▸ Requirement: Write out each line in which the string "similar" is present.

Stored records:
====================

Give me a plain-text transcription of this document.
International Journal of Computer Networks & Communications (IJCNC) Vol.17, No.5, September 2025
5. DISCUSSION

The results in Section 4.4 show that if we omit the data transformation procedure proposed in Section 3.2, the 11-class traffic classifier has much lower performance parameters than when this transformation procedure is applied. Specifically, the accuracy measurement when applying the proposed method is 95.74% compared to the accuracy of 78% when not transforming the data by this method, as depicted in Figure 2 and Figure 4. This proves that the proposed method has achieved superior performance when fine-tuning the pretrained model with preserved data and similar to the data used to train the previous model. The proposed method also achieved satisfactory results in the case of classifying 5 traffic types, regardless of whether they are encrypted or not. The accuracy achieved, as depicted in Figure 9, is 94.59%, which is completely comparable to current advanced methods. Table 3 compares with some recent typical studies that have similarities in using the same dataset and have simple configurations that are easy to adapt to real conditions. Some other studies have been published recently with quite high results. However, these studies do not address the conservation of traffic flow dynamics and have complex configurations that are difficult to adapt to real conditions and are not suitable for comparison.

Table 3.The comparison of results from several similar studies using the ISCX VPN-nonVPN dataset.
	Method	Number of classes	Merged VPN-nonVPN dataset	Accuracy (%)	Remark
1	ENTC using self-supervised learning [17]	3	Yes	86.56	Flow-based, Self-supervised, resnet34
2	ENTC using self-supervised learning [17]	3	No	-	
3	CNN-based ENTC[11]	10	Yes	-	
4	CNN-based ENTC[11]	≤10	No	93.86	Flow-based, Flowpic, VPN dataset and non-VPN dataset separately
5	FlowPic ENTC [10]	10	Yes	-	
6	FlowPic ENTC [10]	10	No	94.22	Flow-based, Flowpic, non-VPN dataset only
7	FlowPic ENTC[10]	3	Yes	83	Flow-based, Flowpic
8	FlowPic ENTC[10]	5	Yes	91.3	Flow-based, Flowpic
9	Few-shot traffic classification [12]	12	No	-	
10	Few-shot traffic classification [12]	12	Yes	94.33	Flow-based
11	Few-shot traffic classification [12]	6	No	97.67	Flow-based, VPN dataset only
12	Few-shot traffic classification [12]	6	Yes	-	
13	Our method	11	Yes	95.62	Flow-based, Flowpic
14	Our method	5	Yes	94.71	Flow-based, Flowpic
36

====================

▸ Final answer:
The results in Section 4.4 show that if we omit the data transformation procedure proposed in Section 3.2, the 11-class traffic classifier has much lower performance parameters than when this transformation procedure is applied. Specifically, the accuracy measurement when applying the proposed method is 95.74% compared to the accuracy of 78% when not transforming the data by this method, as depicted in Figure 2 and Figure 4. This proves that the proposed method has achieved superior performance when fine-tuning the pretrained model with preserved data and similar to the data used to train the previous model. The proposed method also achieved satisfactory results in the case of classifying 5 traffic types, regardless of whether they are encrypted or not. The accuracy achieved, as depicted in Figure 9, is 94.59%, which is completely comparable to current advanced methods. Table 3 compares with some recent typical studies that have similarities in using the same dataset and have simple configurations that are easy to adapt to real conditions. Some other studies have been published recently with quite high results. However, these studies do not address the conservation of traffic flow dynamics and have complex configurations that are difficult to adapt to real conditions and are not suitable for comparison.
Table 3.The comparison of results from several similar studies using the ISCX VPN-nonVPN dataset.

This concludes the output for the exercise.